--- Problem description ---
Can you pull out each line of the data below that includes the word "this"?
+--
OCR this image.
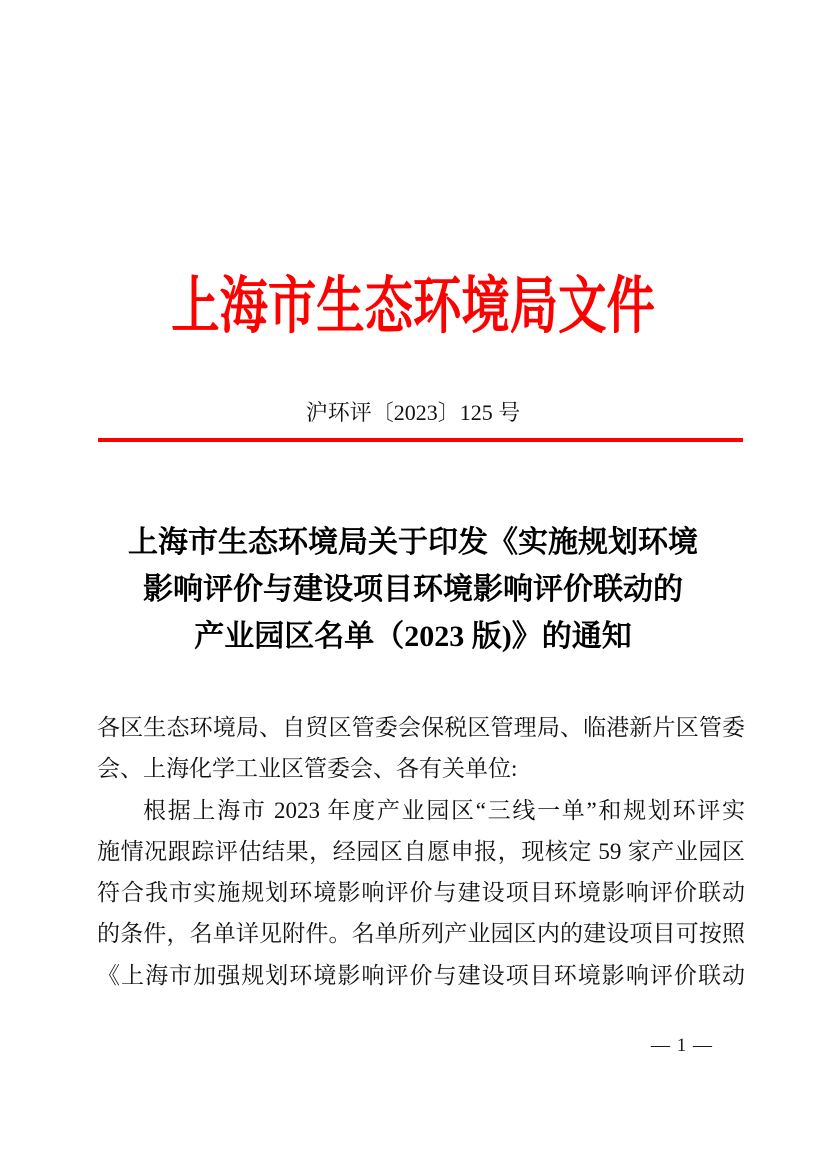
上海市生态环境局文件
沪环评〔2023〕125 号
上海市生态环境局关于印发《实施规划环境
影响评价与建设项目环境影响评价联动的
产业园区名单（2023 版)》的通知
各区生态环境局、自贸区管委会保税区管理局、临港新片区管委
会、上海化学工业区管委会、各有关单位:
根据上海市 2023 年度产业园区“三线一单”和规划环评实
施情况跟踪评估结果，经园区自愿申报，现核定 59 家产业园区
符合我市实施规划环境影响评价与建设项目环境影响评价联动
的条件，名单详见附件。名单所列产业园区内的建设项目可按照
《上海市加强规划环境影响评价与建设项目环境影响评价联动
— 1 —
+--
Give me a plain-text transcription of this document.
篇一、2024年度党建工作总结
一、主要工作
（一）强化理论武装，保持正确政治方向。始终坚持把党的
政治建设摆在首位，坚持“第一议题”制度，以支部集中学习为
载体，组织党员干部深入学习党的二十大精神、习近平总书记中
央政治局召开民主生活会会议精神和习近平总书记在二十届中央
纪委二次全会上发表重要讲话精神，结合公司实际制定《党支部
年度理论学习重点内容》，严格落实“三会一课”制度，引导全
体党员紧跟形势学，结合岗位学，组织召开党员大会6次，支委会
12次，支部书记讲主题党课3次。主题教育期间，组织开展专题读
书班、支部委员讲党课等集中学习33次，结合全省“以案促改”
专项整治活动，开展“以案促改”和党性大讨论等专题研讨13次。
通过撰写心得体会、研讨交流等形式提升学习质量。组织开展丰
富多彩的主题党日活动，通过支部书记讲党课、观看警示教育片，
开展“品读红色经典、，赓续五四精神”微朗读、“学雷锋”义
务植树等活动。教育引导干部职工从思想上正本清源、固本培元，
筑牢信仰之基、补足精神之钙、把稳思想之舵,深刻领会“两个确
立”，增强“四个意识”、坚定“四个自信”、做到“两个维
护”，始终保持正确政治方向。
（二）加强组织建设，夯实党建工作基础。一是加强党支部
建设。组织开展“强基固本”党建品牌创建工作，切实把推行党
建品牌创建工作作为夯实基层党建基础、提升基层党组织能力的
+--
--- Task solution ---
OCR this image.
Give me a plain-text transcription of this document.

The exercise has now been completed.